TASK REQUIREMENTS
Only the run of lines from the one containing "What does this" through the last line should be returned, exactly as written.
^^^^^^^^^^^^^^^^
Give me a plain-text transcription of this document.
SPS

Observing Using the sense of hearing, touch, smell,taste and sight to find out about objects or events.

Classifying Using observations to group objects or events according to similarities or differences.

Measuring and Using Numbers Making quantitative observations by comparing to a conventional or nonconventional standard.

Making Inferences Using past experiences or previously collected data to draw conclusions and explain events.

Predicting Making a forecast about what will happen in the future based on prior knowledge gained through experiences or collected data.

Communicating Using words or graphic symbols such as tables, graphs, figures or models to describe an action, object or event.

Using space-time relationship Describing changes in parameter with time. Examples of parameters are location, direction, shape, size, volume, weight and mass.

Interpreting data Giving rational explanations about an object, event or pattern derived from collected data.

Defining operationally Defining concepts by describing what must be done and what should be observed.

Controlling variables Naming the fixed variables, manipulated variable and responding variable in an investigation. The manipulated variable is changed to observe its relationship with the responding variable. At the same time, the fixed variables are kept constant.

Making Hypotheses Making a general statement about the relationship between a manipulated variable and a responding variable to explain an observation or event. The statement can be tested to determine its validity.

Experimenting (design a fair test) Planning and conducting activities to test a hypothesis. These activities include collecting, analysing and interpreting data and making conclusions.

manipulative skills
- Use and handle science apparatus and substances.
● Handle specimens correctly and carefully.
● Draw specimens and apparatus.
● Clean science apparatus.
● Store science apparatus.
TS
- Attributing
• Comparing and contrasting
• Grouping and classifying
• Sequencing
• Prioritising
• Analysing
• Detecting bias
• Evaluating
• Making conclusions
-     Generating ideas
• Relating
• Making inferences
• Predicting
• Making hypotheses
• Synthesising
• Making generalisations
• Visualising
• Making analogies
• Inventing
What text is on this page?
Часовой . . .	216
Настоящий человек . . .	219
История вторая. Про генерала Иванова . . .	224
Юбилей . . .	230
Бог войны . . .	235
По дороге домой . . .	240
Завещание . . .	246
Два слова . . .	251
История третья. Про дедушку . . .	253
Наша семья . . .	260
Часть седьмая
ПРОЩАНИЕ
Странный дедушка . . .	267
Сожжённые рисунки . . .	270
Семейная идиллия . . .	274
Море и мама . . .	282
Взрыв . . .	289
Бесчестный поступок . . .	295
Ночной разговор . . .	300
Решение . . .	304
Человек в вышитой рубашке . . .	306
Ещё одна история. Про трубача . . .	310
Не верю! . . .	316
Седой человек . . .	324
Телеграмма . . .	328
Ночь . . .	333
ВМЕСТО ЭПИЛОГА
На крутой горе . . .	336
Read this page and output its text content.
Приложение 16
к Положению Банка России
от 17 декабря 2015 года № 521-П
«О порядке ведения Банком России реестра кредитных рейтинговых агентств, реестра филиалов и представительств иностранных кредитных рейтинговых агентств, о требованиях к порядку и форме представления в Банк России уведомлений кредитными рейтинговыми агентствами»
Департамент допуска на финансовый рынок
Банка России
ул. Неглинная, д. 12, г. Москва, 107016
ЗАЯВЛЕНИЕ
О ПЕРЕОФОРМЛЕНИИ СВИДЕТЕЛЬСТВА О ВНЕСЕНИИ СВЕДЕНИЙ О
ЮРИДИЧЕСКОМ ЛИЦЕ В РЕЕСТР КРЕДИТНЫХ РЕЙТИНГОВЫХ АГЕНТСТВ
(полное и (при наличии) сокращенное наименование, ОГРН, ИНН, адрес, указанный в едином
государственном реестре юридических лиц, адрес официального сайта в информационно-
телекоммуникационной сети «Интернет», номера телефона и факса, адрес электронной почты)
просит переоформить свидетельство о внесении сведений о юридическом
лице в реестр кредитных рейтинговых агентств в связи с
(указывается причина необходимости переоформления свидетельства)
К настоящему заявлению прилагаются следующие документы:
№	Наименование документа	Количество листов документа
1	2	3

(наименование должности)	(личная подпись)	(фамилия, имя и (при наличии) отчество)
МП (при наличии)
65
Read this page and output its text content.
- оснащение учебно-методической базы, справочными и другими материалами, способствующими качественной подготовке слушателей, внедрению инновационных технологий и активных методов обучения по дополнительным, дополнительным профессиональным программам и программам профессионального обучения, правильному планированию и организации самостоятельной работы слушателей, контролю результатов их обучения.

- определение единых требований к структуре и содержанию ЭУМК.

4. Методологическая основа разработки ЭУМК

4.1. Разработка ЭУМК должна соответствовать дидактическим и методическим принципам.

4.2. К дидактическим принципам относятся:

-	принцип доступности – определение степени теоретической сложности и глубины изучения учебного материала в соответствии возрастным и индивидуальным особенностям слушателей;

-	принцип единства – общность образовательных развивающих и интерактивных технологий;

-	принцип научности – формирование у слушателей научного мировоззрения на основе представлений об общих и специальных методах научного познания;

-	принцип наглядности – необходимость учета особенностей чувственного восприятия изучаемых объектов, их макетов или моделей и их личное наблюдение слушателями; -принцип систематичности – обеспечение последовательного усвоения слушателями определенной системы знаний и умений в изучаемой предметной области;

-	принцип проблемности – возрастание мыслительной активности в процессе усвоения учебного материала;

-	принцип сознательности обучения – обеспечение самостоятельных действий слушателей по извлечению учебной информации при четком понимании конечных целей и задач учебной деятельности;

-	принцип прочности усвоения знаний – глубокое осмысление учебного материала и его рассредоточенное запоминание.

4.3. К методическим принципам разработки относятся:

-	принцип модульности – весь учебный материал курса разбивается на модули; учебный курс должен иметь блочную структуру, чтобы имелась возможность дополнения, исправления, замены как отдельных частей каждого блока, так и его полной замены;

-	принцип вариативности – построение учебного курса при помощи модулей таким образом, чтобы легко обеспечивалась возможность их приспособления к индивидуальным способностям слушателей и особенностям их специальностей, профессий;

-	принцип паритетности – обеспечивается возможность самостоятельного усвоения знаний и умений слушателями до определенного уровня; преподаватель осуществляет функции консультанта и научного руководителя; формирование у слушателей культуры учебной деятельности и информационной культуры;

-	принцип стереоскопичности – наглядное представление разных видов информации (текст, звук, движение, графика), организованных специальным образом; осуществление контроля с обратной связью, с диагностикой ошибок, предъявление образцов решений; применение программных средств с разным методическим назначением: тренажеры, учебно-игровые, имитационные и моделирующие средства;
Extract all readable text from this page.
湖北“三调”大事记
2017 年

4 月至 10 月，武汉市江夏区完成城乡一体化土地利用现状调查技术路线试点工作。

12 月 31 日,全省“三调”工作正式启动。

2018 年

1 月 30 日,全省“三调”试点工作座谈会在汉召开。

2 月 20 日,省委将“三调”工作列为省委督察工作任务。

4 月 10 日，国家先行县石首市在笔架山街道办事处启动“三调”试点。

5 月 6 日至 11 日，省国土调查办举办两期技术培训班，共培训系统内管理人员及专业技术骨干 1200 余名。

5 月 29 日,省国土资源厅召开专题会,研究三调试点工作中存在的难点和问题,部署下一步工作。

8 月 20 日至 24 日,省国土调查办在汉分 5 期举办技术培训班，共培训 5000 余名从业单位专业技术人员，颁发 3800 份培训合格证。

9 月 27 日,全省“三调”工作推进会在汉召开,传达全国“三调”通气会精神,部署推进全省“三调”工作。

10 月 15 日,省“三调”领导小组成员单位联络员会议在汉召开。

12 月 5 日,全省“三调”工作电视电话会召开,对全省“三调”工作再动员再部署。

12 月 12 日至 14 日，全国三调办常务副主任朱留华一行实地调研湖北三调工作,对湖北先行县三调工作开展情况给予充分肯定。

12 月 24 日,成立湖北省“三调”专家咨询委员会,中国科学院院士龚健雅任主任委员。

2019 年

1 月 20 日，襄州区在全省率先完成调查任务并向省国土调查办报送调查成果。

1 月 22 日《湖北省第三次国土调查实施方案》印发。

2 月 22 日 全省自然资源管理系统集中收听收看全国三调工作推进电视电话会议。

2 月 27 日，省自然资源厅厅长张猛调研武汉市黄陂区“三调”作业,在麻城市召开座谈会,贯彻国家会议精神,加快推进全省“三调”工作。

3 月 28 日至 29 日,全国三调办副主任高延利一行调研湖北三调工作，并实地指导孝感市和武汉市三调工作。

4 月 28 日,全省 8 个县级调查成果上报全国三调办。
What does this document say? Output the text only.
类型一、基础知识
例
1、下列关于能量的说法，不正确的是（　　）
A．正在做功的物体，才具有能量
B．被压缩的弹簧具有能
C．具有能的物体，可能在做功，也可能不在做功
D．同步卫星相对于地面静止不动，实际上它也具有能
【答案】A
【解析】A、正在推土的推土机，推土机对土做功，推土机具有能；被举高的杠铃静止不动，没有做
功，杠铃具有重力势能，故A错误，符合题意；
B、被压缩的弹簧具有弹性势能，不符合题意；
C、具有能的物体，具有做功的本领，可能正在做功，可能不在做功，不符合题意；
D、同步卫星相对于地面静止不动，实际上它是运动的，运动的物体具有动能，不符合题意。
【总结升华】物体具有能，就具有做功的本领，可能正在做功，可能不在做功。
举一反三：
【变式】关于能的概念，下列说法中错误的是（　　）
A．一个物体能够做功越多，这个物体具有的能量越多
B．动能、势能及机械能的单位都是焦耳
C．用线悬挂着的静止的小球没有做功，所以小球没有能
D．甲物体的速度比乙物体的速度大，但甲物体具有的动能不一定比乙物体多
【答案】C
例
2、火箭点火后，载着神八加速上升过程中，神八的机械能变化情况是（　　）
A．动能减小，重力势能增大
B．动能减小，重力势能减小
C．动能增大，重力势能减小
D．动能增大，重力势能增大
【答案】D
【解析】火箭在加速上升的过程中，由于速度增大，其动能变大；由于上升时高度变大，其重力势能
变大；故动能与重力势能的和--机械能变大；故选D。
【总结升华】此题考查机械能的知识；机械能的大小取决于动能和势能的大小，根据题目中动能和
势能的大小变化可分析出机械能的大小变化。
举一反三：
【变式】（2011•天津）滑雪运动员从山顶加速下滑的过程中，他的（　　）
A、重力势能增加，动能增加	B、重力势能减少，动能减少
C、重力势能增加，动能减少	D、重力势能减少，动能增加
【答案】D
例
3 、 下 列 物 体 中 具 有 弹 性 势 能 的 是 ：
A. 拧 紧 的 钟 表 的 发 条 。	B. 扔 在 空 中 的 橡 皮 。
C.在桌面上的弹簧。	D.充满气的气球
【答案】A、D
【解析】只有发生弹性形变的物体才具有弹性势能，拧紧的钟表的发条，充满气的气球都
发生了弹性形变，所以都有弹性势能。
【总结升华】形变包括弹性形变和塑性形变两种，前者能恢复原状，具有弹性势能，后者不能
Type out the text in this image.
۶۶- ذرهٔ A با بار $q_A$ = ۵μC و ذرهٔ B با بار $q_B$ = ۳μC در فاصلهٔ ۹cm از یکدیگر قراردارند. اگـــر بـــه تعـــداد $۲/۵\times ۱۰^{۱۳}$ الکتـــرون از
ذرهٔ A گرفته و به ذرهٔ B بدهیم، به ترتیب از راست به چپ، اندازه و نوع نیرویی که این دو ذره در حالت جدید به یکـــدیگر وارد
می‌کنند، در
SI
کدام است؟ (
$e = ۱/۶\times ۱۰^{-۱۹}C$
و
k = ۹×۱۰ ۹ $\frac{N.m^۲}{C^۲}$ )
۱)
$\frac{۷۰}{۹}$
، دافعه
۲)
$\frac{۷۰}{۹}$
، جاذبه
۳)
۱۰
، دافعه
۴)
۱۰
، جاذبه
^^^^^^^^^^^^^^^^
SOLUTION TO THIS PROBLEM
What does this document say? Output the text only.
类型一、基础知识
例
1、下列关于能量的说法，不正确的是（　　）
A．正在做功的物体，才具有能量
B．被压缩的弹簧具有能
C．具有能的物体，可能在做功，也可能不在做功
D．同步卫星相对于地面静止不动，实际上它也具有能
【答案】A
【解析】A、正在推土的推土机，推土机对土做功，推土机具有能；被举高的杠铃静止不动，没有做
功，杠铃具有重力势能，故A错误，符合题意；
B、被压缩的弹簧具有弹性势能，不符合题意；
C、具有能的物体，具有做功的本领，可能正在做功，可能不在做功，不符合题意；
D、同步卫星相对于地面静止不动，实际上它是运动的，运动的物体具有动能，不符合题意。
【总结升华】物体具有能，就具有做功的本领，可能正在做功，可能不在做功。
举一反三：
【变式】关于能的概念，下列说法中错误的是（　　）
A．一个物体能够做功越多，这个物体具有的能量越多
B．动能、势能及机械能的单位都是焦耳
C．用线悬挂着的静止的小球没有做功，所以小球没有能
D．甲物体的速度比乙物体的速度大，但甲物体具有的动能不一定比乙物体多
【答案】C
例
2、火箭点火后，载着神八加速上升过程中，神八的机械能变化情况是（　　）
A．动能减小，重力势能增大
B．动能减小，重力势能减小
C．动能增大，重力势能减小
D．动能增大，重力势能增大
【答案】D
【解析】火箭在加速上升的过程中，由于速度增大，其动能变大；由于上升时高度变大，其重力势能
变大；故动能与重力势能的和--机械能变大；故选D。
【总结升华】此题考查机械能的知识；机械能的大小取决于动能和势能的大小，根据题目中动能和
势能的大小变化可分析出机械能的大小变化。
举一反三：
【变式】（2011•天津）滑雪运动员从山顶加速下滑的过程中，他的（　　）
A、重力势能增加，动能增加	B、重力势能减少，动能减少
C、重力势能增加，动能减少	D、重力势能减少，动能增加
【答案】D
例
3 、 下 列 物 体 中 具 有 弹 性 势 能 的 是 ：
A. 拧 紧 的 钟 表 的 发 条 。	B. 扔 在 空 中 的 橡 皮 。
C.在桌面上的弹簧。	D.充满气的气球
【答案】A、D
【解析】只有发生弹性形变的物体才具有弹性势能，拧紧的钟表的发条，充满气的气球都
发生了弹性形变，所以都有弹性势能。
【总结升华】形变包括弹性形变和塑性形变两种，前者能恢复原状，具有弹性势能，后者不能
Type out the text in this image.
۶۶- ذرهٔ A با بار $q_A$ = ۵μC و ذرهٔ B با بار $q_B$ = ۳μC در فاصلهٔ ۹cm از یکدیگر قراردارند. اگـــر بـــه تعـــداد $۲/۵\times ۱۰^{۱۳}$ الکتـــرون از
ذرهٔ A گرفته و به ذرهٔ B بدهیم، به ترتیب از راست به چپ، اندازه و نوع نیرویی که این دو ذره در حالت جدید به یکـــدیگر وارد
می‌کنند، در
SI
کدام است؟ (
$e = ۱/۶\times ۱۰^{-۱۹}C$
و
k = ۹×۱۰ ۹ $\frac{N.m^۲}{C^۲}$ )
۱)
$\frac{۷۰}{۹}$
، دافعه
۲)
$\frac{۷۰}{۹}$
، جاذبه
۳)
۱۰
، دافعه
۴)
۱۰
، جاذبه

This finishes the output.